• _Records_
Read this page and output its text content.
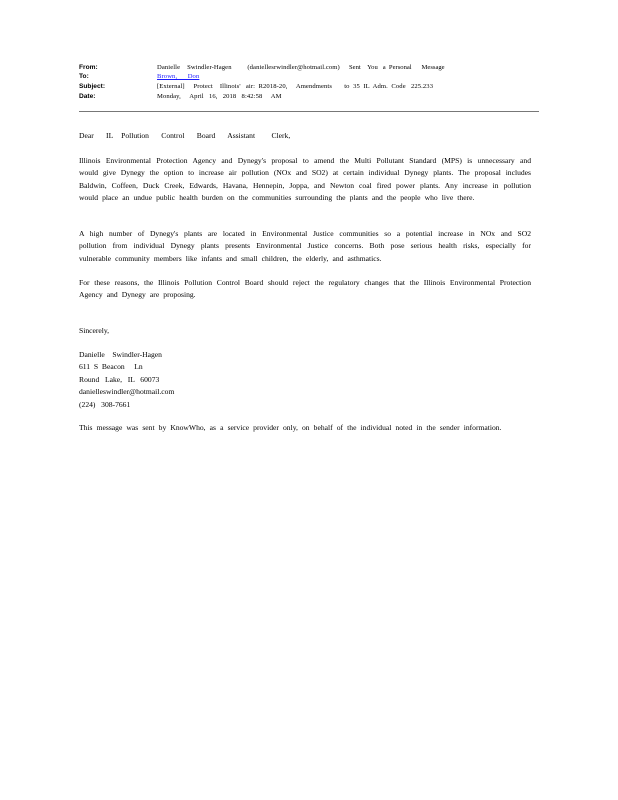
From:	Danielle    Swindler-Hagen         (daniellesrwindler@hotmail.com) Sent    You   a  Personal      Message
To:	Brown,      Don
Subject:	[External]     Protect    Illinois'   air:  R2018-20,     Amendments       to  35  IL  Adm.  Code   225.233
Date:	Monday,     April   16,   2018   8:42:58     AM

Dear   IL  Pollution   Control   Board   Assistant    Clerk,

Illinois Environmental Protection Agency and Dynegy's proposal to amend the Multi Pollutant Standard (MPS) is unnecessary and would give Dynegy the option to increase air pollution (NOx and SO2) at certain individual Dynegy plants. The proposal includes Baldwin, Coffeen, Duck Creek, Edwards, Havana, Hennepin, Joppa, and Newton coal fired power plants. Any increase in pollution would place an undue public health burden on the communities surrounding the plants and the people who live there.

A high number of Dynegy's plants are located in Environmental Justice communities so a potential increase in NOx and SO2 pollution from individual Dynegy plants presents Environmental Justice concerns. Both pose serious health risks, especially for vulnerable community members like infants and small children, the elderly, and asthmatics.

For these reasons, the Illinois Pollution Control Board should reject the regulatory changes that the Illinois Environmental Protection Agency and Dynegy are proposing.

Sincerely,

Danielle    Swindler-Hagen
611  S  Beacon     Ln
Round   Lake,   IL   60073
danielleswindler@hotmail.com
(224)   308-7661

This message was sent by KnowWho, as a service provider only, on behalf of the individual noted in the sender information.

* * *

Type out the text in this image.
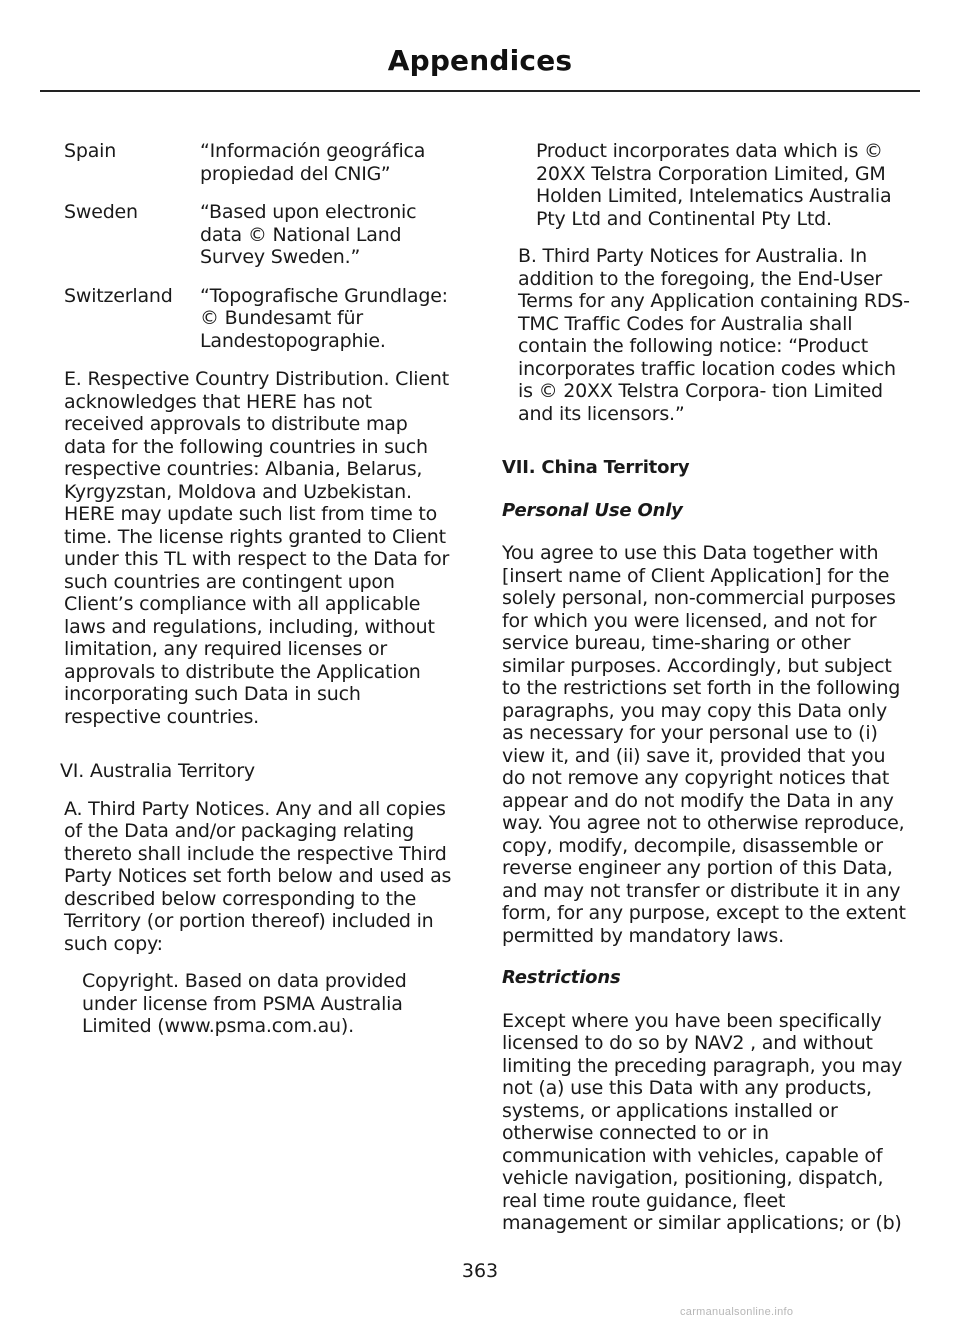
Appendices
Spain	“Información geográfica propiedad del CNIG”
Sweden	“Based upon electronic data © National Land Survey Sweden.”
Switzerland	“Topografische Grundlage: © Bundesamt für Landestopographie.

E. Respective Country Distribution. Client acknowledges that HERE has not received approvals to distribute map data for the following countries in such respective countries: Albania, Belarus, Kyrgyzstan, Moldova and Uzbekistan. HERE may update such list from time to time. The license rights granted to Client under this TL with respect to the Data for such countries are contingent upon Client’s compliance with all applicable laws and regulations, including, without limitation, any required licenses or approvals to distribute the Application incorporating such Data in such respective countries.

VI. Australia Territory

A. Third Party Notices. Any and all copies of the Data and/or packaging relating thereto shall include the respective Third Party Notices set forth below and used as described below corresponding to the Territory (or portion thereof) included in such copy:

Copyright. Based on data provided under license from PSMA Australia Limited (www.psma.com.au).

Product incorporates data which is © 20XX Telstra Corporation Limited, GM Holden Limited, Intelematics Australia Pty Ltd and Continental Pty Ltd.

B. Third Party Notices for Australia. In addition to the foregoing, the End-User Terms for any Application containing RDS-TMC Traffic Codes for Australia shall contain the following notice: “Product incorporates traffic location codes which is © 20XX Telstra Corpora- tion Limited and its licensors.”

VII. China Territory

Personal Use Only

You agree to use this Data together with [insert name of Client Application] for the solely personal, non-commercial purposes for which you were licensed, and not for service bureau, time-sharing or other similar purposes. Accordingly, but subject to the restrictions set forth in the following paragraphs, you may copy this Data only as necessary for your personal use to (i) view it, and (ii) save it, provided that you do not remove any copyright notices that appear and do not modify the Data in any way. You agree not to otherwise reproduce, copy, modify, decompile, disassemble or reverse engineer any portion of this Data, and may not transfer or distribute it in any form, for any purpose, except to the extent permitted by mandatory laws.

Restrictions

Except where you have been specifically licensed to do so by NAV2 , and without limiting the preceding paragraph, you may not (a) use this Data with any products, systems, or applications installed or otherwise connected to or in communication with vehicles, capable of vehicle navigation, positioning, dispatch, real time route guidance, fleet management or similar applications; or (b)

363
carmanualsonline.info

• _To do_
Show each line of the data that contains the string "Party".

• _Solution below_
A. Third Party Notices. Any and all copies of the Data and/or packaging relating thereto shall include the respective Third Party Notices set forth below and used as described below corresponding to the Territory (or portion thereof) included in such copy:
B. Third Party Notices for Australia. In addition to the foregoing, the End-User Terms for any Application containing RDS-TMC Traffic Codes for Australia shall contain the following notice: “Product incorporates traffic location codes which is © 20XX Telstra Corpora- tion Limited and its licensors.”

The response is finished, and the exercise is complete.